### Task details
Every line that contains "this" counts once; give the total number of such lines, with no other words.

[Raw records]
________________

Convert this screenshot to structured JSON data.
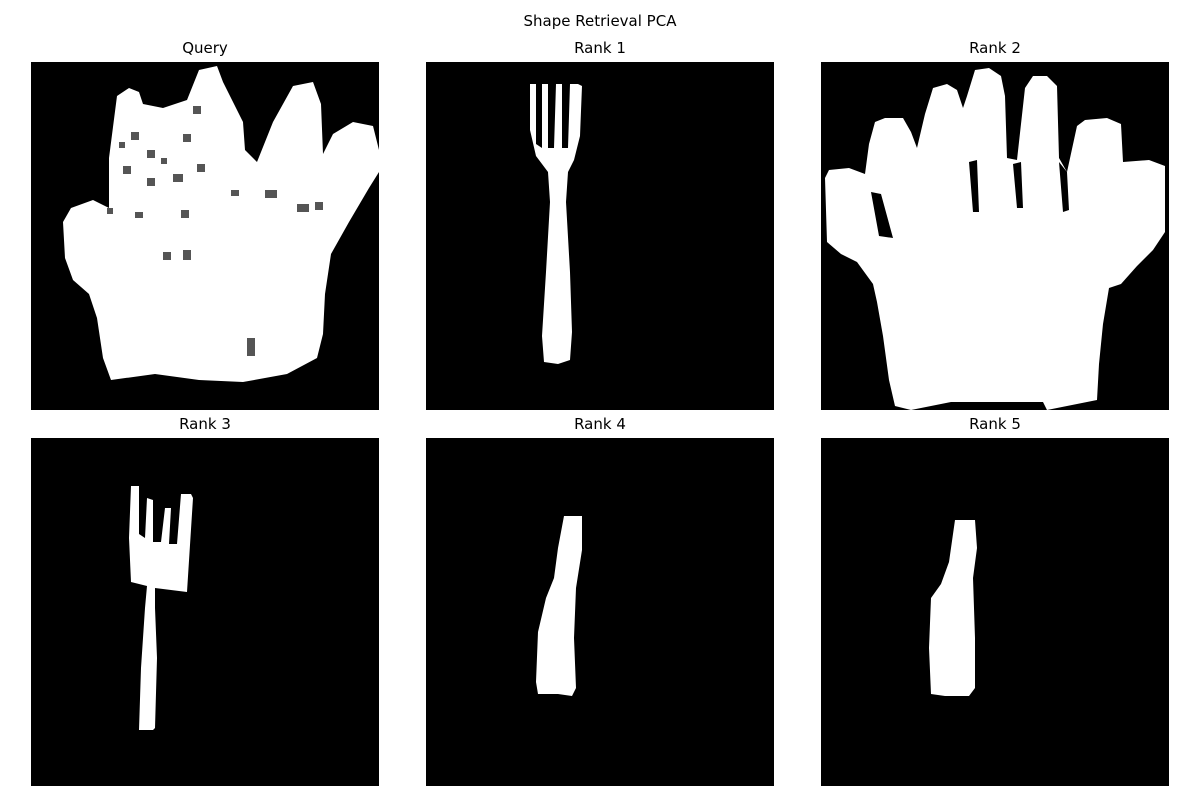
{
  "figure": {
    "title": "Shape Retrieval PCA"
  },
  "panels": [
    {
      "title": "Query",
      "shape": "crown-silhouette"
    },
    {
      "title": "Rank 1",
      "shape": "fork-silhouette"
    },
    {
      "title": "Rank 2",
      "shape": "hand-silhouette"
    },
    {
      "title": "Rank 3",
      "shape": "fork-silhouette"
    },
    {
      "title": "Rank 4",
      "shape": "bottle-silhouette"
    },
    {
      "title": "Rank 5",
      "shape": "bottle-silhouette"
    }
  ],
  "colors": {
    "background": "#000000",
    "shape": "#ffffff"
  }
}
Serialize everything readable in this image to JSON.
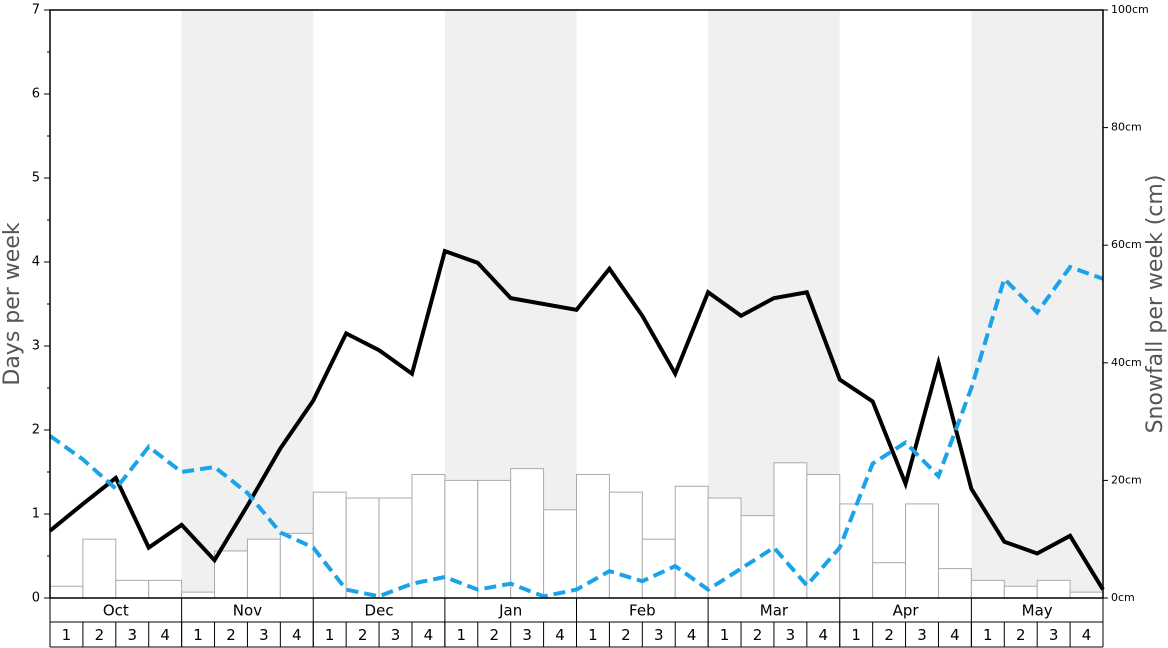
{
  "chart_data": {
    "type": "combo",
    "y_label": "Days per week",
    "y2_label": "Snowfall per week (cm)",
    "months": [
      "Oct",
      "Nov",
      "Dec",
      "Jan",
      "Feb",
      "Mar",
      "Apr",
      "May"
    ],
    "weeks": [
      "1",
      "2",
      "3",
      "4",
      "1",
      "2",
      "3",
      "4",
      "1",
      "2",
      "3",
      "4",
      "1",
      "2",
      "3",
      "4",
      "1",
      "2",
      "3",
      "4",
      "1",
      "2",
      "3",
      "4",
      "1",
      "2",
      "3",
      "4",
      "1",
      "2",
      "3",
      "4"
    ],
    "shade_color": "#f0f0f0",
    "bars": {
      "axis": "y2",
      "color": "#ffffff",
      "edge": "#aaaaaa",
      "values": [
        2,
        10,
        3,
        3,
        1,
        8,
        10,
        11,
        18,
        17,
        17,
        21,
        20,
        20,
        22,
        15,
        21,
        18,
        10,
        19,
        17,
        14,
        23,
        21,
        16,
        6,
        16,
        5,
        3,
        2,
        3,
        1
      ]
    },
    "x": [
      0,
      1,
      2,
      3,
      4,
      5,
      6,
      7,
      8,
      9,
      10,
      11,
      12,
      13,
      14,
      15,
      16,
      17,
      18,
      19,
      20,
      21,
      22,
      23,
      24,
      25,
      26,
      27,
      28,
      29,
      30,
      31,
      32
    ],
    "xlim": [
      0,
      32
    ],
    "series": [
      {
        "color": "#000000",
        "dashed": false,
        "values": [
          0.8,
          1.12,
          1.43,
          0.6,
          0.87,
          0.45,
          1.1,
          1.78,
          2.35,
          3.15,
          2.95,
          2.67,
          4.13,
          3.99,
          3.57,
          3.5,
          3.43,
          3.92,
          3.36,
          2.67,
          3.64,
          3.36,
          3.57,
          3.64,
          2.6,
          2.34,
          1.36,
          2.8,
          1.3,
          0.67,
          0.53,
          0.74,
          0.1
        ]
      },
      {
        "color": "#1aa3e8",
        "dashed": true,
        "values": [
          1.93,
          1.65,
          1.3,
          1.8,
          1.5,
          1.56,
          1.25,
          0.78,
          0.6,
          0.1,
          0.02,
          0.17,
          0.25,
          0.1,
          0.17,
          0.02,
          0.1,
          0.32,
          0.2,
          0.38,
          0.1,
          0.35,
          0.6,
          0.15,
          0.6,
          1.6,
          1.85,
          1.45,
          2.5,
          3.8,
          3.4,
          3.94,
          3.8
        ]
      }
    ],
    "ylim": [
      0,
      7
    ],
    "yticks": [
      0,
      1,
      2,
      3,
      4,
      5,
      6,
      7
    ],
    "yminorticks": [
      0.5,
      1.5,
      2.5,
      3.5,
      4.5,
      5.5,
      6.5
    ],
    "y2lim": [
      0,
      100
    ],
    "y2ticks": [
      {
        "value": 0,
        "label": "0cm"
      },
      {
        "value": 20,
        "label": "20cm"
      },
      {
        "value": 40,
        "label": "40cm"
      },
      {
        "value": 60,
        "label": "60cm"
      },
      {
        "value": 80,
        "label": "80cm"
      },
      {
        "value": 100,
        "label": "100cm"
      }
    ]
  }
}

________________

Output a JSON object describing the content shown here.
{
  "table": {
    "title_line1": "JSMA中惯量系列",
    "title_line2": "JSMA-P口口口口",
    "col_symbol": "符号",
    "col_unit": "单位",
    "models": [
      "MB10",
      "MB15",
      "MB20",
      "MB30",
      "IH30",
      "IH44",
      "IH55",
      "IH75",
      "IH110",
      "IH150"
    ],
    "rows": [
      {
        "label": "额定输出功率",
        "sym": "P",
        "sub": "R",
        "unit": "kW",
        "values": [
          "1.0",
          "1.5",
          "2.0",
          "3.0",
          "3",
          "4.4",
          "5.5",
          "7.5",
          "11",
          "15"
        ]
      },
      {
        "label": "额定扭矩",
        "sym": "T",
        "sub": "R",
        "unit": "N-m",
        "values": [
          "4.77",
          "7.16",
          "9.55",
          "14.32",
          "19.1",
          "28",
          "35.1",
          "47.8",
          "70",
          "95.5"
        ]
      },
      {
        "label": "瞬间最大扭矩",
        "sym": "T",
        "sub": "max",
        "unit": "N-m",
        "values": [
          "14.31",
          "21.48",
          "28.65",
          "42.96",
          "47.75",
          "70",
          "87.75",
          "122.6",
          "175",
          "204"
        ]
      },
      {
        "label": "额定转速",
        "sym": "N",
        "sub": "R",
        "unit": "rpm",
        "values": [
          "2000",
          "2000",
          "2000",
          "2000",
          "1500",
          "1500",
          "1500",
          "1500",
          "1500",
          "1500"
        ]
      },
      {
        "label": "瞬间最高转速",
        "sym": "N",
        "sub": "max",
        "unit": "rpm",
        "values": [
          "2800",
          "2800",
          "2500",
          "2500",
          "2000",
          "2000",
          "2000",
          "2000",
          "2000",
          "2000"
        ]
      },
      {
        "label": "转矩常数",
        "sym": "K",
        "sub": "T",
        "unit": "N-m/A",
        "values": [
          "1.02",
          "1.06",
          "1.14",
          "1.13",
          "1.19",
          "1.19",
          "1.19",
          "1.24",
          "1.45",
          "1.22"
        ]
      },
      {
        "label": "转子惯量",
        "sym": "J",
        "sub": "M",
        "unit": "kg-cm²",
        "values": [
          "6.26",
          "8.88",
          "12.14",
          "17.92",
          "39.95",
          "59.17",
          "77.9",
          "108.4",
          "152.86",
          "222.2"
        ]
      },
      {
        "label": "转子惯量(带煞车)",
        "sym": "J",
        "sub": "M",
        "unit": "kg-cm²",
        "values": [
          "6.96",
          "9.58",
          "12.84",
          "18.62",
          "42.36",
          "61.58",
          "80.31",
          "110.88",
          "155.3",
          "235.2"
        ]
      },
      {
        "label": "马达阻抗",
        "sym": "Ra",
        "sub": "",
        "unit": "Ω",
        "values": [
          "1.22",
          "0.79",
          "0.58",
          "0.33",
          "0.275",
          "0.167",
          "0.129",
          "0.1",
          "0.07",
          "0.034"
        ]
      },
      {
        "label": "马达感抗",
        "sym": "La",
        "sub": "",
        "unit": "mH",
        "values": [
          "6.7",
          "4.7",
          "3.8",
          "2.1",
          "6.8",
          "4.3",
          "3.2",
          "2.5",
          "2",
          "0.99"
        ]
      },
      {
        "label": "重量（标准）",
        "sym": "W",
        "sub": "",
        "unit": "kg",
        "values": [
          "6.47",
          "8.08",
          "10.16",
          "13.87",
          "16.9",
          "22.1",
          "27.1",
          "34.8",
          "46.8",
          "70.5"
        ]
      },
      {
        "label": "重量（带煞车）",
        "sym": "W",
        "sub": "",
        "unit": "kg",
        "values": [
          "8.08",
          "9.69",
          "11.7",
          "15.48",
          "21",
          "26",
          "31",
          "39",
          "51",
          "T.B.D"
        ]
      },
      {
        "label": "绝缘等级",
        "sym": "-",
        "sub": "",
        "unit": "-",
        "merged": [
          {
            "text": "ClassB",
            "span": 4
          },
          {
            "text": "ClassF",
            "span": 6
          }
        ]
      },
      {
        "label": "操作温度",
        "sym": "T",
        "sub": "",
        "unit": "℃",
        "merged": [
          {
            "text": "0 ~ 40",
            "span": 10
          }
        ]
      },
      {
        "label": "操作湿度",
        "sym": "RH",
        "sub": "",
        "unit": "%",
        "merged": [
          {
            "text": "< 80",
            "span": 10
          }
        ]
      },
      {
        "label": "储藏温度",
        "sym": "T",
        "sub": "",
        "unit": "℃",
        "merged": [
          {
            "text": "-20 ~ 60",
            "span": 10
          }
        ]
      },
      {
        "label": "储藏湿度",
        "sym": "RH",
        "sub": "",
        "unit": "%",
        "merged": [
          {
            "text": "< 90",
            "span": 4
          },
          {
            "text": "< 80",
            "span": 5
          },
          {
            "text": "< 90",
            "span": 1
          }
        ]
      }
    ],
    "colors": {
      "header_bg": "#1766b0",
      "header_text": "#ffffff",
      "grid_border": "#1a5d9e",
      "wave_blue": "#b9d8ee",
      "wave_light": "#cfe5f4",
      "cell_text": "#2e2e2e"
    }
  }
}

________________

### Response
2